PROBLEM REQUIREMENTS »
Quote all lines below exactly. Images stay out.

_ _ _

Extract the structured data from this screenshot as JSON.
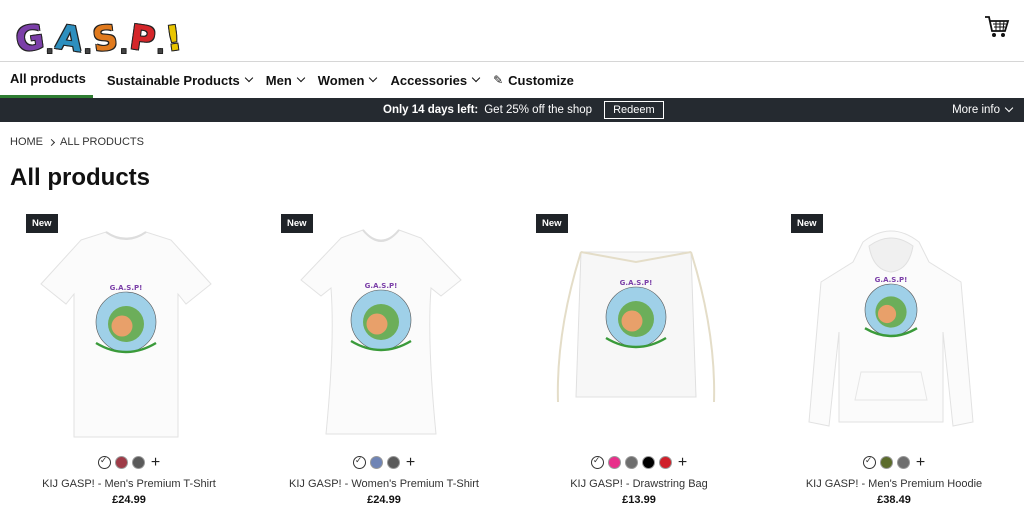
{
  "header": {
    "logo_letters": [
      "G",
      ".",
      "A",
      ".",
      "S",
      ".",
      "P",
      ".",
      "!"
    ],
    "logo_colors": [
      "#7b3fa8",
      "#444444",
      "#2d8fbf",
      "#444444",
      "#e07a1e",
      "#444444",
      "#d4262a",
      "#444444",
      "#e9c500"
    ],
    "cart_icon": "shopping-cart-icon"
  },
  "nav": {
    "items": [
      {
        "label": "All products",
        "dropdown": false
      },
      {
        "label": "Sustainable Products",
        "dropdown": true
      },
      {
        "label": "Men",
        "dropdown": true
      },
      {
        "label": "Women",
        "dropdown": true
      },
      {
        "label": "Accessories",
        "dropdown": true
      },
      {
        "label": "Customize",
        "dropdown": false,
        "icon": "pencil-icon"
      }
    ],
    "active_color": "#2f7d32"
  },
  "promo": {
    "highlight": "Only 14 days left:",
    "text": "Get 25% off the shop",
    "button": "Redeem",
    "more_info": "More info",
    "background": "#252a30"
  },
  "breadcrumb": {
    "home": "HOME",
    "current": "ALL PRODUCTS"
  },
  "page_title": "All products",
  "products": [
    {
      "badge": "New",
      "name": "KIJ GASP! - Men's Premium T-Shirt",
      "price": "£24.99",
      "type": "tshirt",
      "colors": [
        "#ffffff",
        "#9e3b47",
        "#5a5a5a"
      ]
    },
    {
      "badge": "New",
      "name": "KIJ GASP! - Women's Premium T-Shirt",
      "price": "£24.99",
      "type": "womens-tshirt",
      "colors": [
        "#ffffff",
        "#6f84b5",
        "#5a5a5a"
      ]
    },
    {
      "badge": "New",
      "name": "KIJ GASP! - Drawstring Bag",
      "price": "£13.99",
      "type": "bag",
      "colors": [
        "#ffffff",
        "#e8308a",
        "#6e6e6e",
        "#000000",
        "#d01f2a"
      ]
    },
    {
      "badge": "New",
      "name": "KIJ GASP! - Men's Premium Hoodie",
      "price": "£38.49",
      "type": "hoodie",
      "colors": [
        "#ffffff",
        "#5b6b2c",
        "#6e6e6e"
      ]
    }
  ]
}
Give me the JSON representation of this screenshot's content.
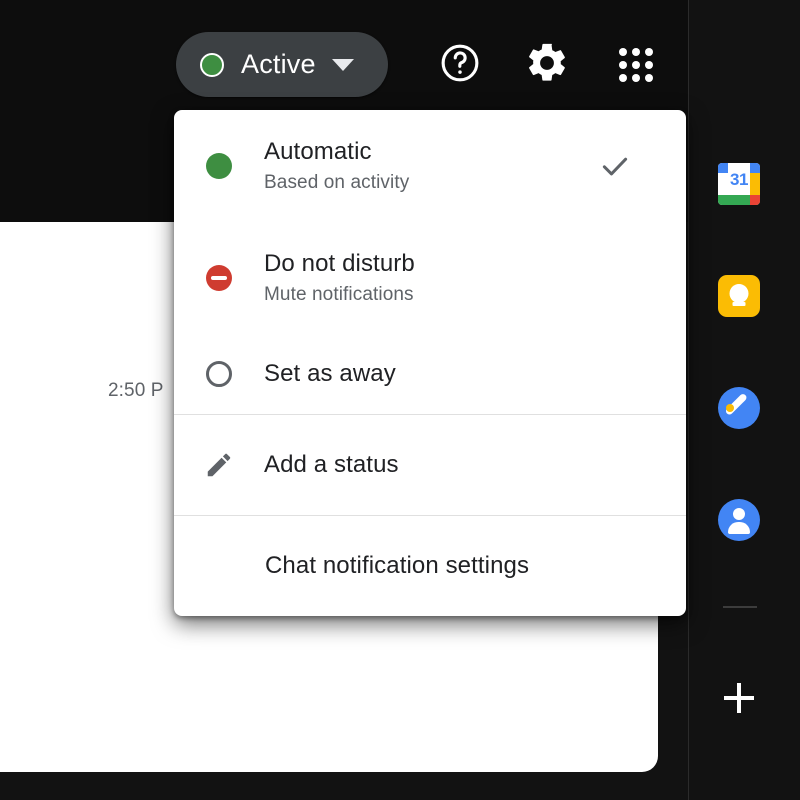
{
  "header": {
    "status_pill": {
      "label": "Active",
      "dot_color": "#3e8e41",
      "background": "#3c4043",
      "caret_icon": "chevron-down-icon"
    },
    "icons": [
      {
        "name": "help-icon",
        "label": "Help"
      },
      {
        "name": "gear-icon",
        "label": "Settings"
      },
      {
        "name": "apps-grid-icon",
        "label": "Google apps"
      }
    ],
    "avatar": {
      "name": "account-avatar",
      "ring_colors": [
        "#1a73e8",
        "#34a853",
        "#fbbc04",
        "#ea4335"
      ]
    }
  },
  "content": {
    "timestamp": "2:50 P"
  },
  "status_menu": {
    "items": [
      {
        "id": "automatic",
        "title": "Automatic",
        "subtitle": "Based on activity",
        "icon": "green-dot-icon",
        "icon_color": "#3e8e41",
        "selected": true,
        "check_icon": "check-icon"
      },
      {
        "id": "do-not-disturb",
        "title": "Do not disturb",
        "subtitle": "Mute notifications",
        "icon": "do-not-disturb-icon",
        "icon_color": "#cf3c30",
        "selected": false
      },
      {
        "id": "set-as-away",
        "title": "Set as away",
        "subtitle": "",
        "icon": "away-circle-icon",
        "icon_color": "#5f6368",
        "selected": false
      }
    ],
    "add_status": {
      "label": "Add a status",
      "icon": "pencil-icon"
    },
    "notification_settings": {
      "label": "Chat notification settings"
    }
  },
  "sidebar": {
    "items": [
      {
        "id": "calendar",
        "name": "google-calendar-icon",
        "label": "Calendar",
        "badge": "31"
      },
      {
        "id": "keep",
        "name": "google-keep-icon",
        "label": "Keep"
      },
      {
        "id": "tasks",
        "name": "google-tasks-icon",
        "label": "Tasks"
      },
      {
        "id": "contacts",
        "name": "google-contacts-icon",
        "label": "Contacts"
      }
    ],
    "add_button": {
      "name": "add-icon",
      "label": "+"
    }
  }
}
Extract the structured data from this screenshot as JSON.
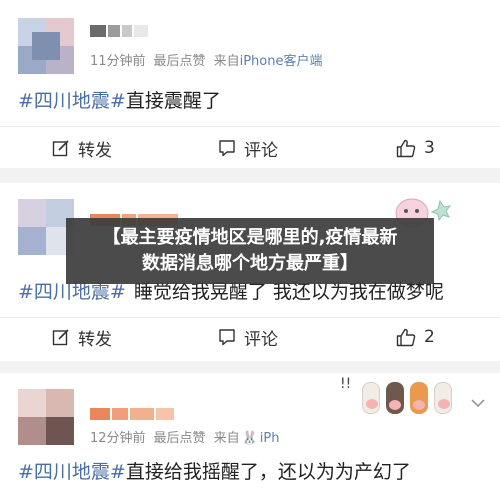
{
  "posts": [
    {
      "meta_time": "11分钟前",
      "meta_likes": "最后点赞",
      "meta_from": "来自",
      "meta_source": "iPhone客户端",
      "hashtag": "#四川地震#",
      "text": "直接震醒了",
      "repost_label": "转发",
      "comment_label": "评论",
      "like_count": "3"
    },
    {
      "hashtag": "#四川地震#",
      "text": "睡觉给我晃醒了 我还以为我在做梦呢",
      "repost_label": "转发",
      "comment_label": "评论",
      "like_count": "2"
    },
    {
      "meta_time": "12分钟前",
      "meta_likes": "最后点赞",
      "meta_from": "来自",
      "meta_source": "iPh",
      "hashtag": "#四川地震#",
      "text": "直接给我摇醒了，还以为为产幻了"
    }
  ],
  "overlay": {
    "line1": "【最主要疫情地区是哪里的,疫情最新",
    "line2": "数据消息哪个地方最严重】"
  },
  "icons": {
    "repost": "edit-icon",
    "comment": "comment-icon",
    "like": "thumbs-up-icon",
    "expand": "chevron-down-icon"
  },
  "colors": {
    "hashtag": "#4a6fa5",
    "source": "#5a7fb0",
    "overlay_bg": "#3c3c3c"
  }
}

_ _ _

OUTPUT OF THE TASK »
Extract the structured data from this screenshot as JSON.
{
  "header": {
    "logo_letters": [
      "G",
      ".",
      "A",
      ".",
      "S",
      ".",
      "P",
      ".",
      "!"
    ],
    "logo_colors": [
      "#7b3fa8",
      "#444444",
      "#2d8fbf",
      "#444444",
      "#e07a1e",
      "#444444",
      "#d4262a",
      "#444444",
      "#e9c500"
    ],
    "cart_icon": "shopping-cart-icon"
  },
  "nav": {
    "items": [
      {
        "label": "All products",
        "dropdown": false
      },
      {
        "label": "Sustainable Products",
        "dropdown": true
      },
      {
        "label": "Men",
        "dropdown": true
      },
      {
        "label": "Women",
        "dropdown": true
      },
      {
        "label": "Accessories",
        "dropdown": true
      },
      {
        "label": "Customize",
        "dropdown": false,
        "icon": "pencil-icon"
      }
    ],
    "active_color": "#2f7d32"
  },
  "promo": {
    "highlight": "Only 14 days left:",
    "text": "Get 25% off the shop",
    "button": "Redeem",
    "more_info": "More info",
    "background": "#252a30"
  },
  "breadcrumb": {
    "home": "HOME",
    "current": "ALL PRODUCTS"
  },
  "page_title": "All products",
  "products": [
    {
      "badge": "New",
      "name": "KIJ GASP! - Men's Premium T-Shirt",
      "price": "£24.99",
      "type": "tshirt",
      "colors": [
        "#ffffff",
        "#9e3b47",
        "#5a5a5a"
      ]
    },
    {
      "badge": "New",
      "name": "KIJ GASP! - Women's Premium T-Shirt",
      "price": "£24.99",
      "type": "womens-tshirt",
      "colors": [
        "#ffffff",
        "#6f84b5",
        "#5a5a5a"
      ]
    },
    {
      "badge": "New",
      "name": "KIJ GASP! - Drawstring Bag",
      "price": "£13.99",
      "type": "bag",
      "colors": [
        "#ffffff",
        "#e8308a",
        "#6e6e6e",
        "#000000",
        "#d01f2a"
      ]
    },
    {
      "badge": "New",
      "name": "KIJ GASP! - Men's Premium Hoodie",
      "price": "£38.49",
      "type": "hoodie",
      "colors": [
        "#ffffff",
        "#5b6b2c",
        "#6e6e6e"
      ]
    }
  ]
}
Give me the JSON representation of this screenshot's content.
{
  "header": {
    "status_pill": {
      "label": "Active",
      "dot_color": "#3e8e41",
      "background": "#3c4043",
      "caret_icon": "chevron-down-icon"
    },
    "icons": [
      {
        "name": "help-icon",
        "label": "Help"
      },
      {
        "name": "gear-icon",
        "label": "Settings"
      },
      {
        "name": "apps-grid-icon",
        "label": "Google apps"
      }
    ],
    "avatar": {
      "name": "account-avatar",
      "ring_colors": [
        "#1a73e8",
        "#34a853",
        "#fbbc04",
        "#ea4335"
      ]
    }
  },
  "content": {
    "timestamp": "2:50 P"
  },
  "status_menu": {
    "items": [
      {
        "id": "automatic",
        "title": "Automatic",
        "subtitle": "Based on activity",
        "icon": "green-dot-icon",
        "icon_color": "#3e8e41",
        "selected": true,
        "check_icon": "check-icon"
      },
      {
        "id": "do-not-disturb",
        "title": "Do not disturb",
        "subtitle": "Mute notifications",
        "icon": "do-not-disturb-icon",
        "icon_color": "#cf3c30",
        "selected": false
      },
      {
        "id": "set-as-away",
        "title": "Set as away",
        "subtitle": "",
        "icon": "away-circle-icon",
        "icon_color": "#5f6368",
        "selected": false
      }
    ],
    "add_status": {
      "label": "Add a status",
      "icon": "pencil-icon"
    },
    "notification_settings": {
      "label": "Chat notification settings"
    }
  },
  "sidebar": {
    "items": [
      {
        "id": "calendar",
        "name": "google-calendar-icon",
        "label": "Calendar",
        "badge": "31"
      },
      {
        "id": "keep",
        "name": "google-keep-icon",
        "label": "Keep"
      },
      {
        "id": "tasks",
        "name": "google-tasks-icon",
        "label": "Tasks"
      },
      {
        "id": "contacts",
        "name": "google-contacts-icon",
        "label": "Contacts"
      }
    ],
    "add_button": {
      "name": "add-icon",
      "label": "+"
    }
  }
}
Extract the structured data from this screenshot as JSON.
{
  "posts": [
    {
      "meta_time": "11分钟前",
      "meta_likes": "最后点赞",
      "meta_from": "来自",
      "meta_source": "iPhone客户端",
      "hashtag": "#四川地震#",
      "text": "直接震醒了",
      "repost_label": "转发",
      "comment_label": "评论",
      "like_count": "3"
    },
    {
      "hashtag": "#四川地震#",
      "text": "睡觉给我晃醒了 我还以为我在做梦呢",
      "repost_label": "转发",
      "comment_label": "评论",
      "like_count": "2"
    },
    {
      "meta_time": "12分钟前",
      "meta_likes": "最后点赞",
      "meta_from": "来自",
      "meta_source": "iPh",
      "hashtag": "#四川地震#",
      "text": "直接给我摇醒了，还以为为产幻了"
    }
  ],
  "overlay": {
    "line1": "【最主要疫情地区是哪里的,疫情最新",
    "line2": "数据消息哪个地方最严重】"
  },
  "icons": {
    "repost": "edit-icon",
    "comment": "comment-icon",
    "like": "thumbs-up-icon",
    "expand": "chevron-down-icon"
  },
  "colors": {
    "hashtag": "#4a6fa5",
    "source": "#5a7fb0",
    "overlay_bg": "#3c3c3c"
  }
}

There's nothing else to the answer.